◆ **What needs to be done**: Below is a set of records; restate each one word for word.

#### Entries provided

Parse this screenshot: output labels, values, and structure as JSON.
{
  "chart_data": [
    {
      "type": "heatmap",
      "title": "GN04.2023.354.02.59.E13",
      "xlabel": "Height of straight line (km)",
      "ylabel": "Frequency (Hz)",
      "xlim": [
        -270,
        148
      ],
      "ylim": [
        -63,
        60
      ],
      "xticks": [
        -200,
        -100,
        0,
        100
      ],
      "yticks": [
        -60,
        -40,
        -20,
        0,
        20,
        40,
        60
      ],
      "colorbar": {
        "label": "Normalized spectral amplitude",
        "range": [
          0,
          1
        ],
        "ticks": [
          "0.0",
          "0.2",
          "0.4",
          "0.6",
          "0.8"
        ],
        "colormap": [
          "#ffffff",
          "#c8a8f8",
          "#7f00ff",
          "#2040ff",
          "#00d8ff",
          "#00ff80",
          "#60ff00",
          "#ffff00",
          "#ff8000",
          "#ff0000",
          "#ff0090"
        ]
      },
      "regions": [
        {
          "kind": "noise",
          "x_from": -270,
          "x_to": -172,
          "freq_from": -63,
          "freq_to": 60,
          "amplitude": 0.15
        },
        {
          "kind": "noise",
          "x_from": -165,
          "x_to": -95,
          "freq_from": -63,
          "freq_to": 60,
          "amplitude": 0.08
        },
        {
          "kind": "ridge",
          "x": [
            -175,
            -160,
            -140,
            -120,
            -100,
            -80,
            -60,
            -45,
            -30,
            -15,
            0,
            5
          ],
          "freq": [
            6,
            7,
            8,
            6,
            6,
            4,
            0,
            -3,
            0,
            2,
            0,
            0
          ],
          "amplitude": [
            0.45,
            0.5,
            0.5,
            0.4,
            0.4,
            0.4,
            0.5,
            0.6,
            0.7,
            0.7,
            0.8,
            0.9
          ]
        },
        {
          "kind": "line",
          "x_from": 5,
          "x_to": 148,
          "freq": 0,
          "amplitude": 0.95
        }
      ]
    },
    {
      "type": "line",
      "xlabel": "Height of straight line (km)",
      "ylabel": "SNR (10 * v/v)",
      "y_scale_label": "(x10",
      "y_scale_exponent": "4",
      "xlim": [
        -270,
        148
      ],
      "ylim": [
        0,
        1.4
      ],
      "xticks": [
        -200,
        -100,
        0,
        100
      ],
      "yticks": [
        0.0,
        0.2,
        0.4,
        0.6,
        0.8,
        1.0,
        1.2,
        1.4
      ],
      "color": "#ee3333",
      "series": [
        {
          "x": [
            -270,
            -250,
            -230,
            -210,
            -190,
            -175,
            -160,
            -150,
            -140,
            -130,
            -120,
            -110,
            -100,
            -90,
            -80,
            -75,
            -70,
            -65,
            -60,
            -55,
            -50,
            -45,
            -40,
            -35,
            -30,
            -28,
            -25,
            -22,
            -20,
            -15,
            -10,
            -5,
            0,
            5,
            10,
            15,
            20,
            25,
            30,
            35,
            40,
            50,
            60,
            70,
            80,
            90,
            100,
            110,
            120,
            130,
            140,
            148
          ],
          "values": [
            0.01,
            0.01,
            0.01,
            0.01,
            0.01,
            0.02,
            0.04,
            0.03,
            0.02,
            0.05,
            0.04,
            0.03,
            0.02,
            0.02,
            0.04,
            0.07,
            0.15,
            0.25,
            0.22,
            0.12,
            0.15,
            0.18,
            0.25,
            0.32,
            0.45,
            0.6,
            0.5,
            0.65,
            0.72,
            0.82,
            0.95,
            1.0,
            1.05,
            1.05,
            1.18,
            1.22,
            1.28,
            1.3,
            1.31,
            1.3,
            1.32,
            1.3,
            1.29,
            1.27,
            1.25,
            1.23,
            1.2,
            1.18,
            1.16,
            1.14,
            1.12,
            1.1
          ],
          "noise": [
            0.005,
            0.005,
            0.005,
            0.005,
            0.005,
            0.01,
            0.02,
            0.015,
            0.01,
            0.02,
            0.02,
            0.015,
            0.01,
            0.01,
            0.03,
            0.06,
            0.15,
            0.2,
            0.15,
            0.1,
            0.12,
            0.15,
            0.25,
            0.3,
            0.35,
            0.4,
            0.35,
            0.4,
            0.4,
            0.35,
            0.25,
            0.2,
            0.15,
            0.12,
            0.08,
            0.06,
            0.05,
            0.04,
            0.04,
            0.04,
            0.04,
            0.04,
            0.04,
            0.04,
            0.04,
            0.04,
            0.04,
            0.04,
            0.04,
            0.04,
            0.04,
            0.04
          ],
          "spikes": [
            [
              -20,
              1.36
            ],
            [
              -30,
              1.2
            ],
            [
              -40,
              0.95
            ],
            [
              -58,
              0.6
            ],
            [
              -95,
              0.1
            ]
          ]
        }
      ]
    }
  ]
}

########

◆ **Finished answer**:
Parse this screenshot: output labels, values, and structure as JSON.
{
  "chart_data": [
    {
      "type": "heatmap",
      "title": "GN04.2023.354.02.59.E13",
      "xlabel": "Height of straight line (km)",
      "ylabel": "Frequency (Hz)",
      "xlim": [
        -270,
        148
      ],
      "ylim": [
        -63,
        60
      ],
      "xticks": [
        -200,
        -100,
        0,
        100
      ],
      "yticks": [
        -60,
        -40,
        -20,
        0,
        20,
        40,
        60
      ],
      "colorbar": {
        "label": "Normalized spectral amplitude",
        "range": [
          0,
          1
        ],
        "ticks": [
          "0.0",
          "0.2",
          "0.4",
          "0.6",
          "0.8"
        ],
        "colormap": [
          "#ffffff",
          "#c8a8f8",
          "#7f00ff",
          "#2040ff",
          "#00d8ff",
          "#00ff80",
          "#60ff00",
          "#ffff00",
          "#ff8000",
          "#ff0000",
          "#ff0090"
        ]
      },
      "regions": [
        {
          "kind": "noise",
          "x_from": -270,
          "x_to": -172,
          "freq_from": -63,
          "freq_to": 60,
          "amplitude": 0.15
        },
        {
          "kind": "noise",
          "x_from": -165,
          "x_to": -95,
          "freq_from": -63,
          "freq_to": 60,
          "amplitude": 0.08
        },
        {
          "kind": "ridge",
          "x": [
            -175,
            -160,
            -140,
            -120,
            -100,
            -80,
            -60,
            -45,
            -30,
            -15,
            0,
            5
          ],
          "freq": [
            6,
            7,
            8,
            6,
            6,
            4,
            0,
            -3,
            0,
            2,
            0,
            0
          ],
          "amplitude": [
            0.45,
            0.5,
            0.5,
            0.4,
            0.4,
            0.4,
            0.5,
            0.6,
            0.7,
            0.7,
            0.8,
            0.9
          ]
        },
        {
          "kind": "line",
          "x_from": 5,
          "x_to": 148,
          "freq": 0,
          "amplitude": 0.95
        }
      ]
    },
    {
      "type": "line",
      "xlabel": "Height of straight line (km)",
      "ylabel": "SNR (10 * v/v)",
      "y_scale_label": "(x10",
      "y_scale_exponent": "4",
      "xlim": [
        -270,
        148
      ],
      "ylim": [
        0,
        1.4
      ],
      "xticks": [
        -200,
        -100,
        0,
        100
      ],
      "yticks": [
        0.0,
        0.2,
        0.4,
        0.6,
        0.8,
        1.0,
        1.2,
        1.4
      ],
      "color": "#ee3333",
      "series": [
        {
          "x": [
            -270,
            -250,
            -230,
            -210,
            -190,
            -175,
            -160,
            -150,
            -140,
            -130,
            -120,
            -110,
            -100,
            -90,
            -80,
            -75,
            -70,
            -65,
            -60,
            -55,
            -50,
            -45,
            -40,
            -35,
            -30,
            -28,
            -25,
            -22,
            -20,
            -15,
            -10,
            -5,
            0,
            5,
            10,
            15,
            20,
            25,
            30,
            35,
            40,
            50,
            60,
            70,
            80,
            90,
            100,
            110,
            120,
            130,
            140,
            148
          ],
          "values": [
            0.01,
            0.01,
            0.01,
            0.01,
            0.01,
            0.02,
            0.04,
            0.03,
            0.02,
            0.05,
            0.04,
            0.03,
            0.02,
            0.02,
            0.04,
            0.07,
            0.15,
            0.25,
            0.22,
            0.12,
            0.15,
            0.18,
            0.25,
            0.32,
            0.45,
            0.6,
            0.5,
            0.65,
            0.72,
            0.82,
            0.95,
            1.0,
            1.05,
            1.05,
            1.18,
            1.22,
            1.28,
            1.3,
            1.31,
            1.3,
            1.32,
            1.3,
            1.29,
            1.27,
            1.25,
            1.23,
            1.2,
            1.18,
            1.16,
            1.14,
            1.12,
            1.1
          ],
          "noise": [
            0.005,
            0.005,
            0.005,
            0.005,
            0.005,
            0.01,
            0.02,
            0.015,
            0.01,
            0.02,
            0.02,
            0.015,
            0.01,
            0.01,
            0.03,
            0.06,
            0.15,
            0.2,
            0.15,
            0.1,
            0.12,
            0.15,
            0.25,
            0.3,
            0.35,
            0.4,
            0.35,
            0.4,
            0.4,
            0.35,
            0.25,
            0.2,
            0.15,
            0.12,
            0.08,
            0.06,
            0.05,
            0.04,
            0.04,
            0.04,
            0.04,
            0.04,
            0.04,
            0.04,
            0.04,
            0.04,
            0.04,
            0.04,
            0.04,
            0.04,
            0.04,
            0.04
          ],
          "spikes": [
            [
              -20,
              1.36
            ],
            [
              -30,
              1.2
            ],
            [
              -40,
              0.95
            ],
            [
              -58,
              0.6
            ],
            [
              -95,
              0.1
            ]
          ]
        }
      ]
    }
  ]
}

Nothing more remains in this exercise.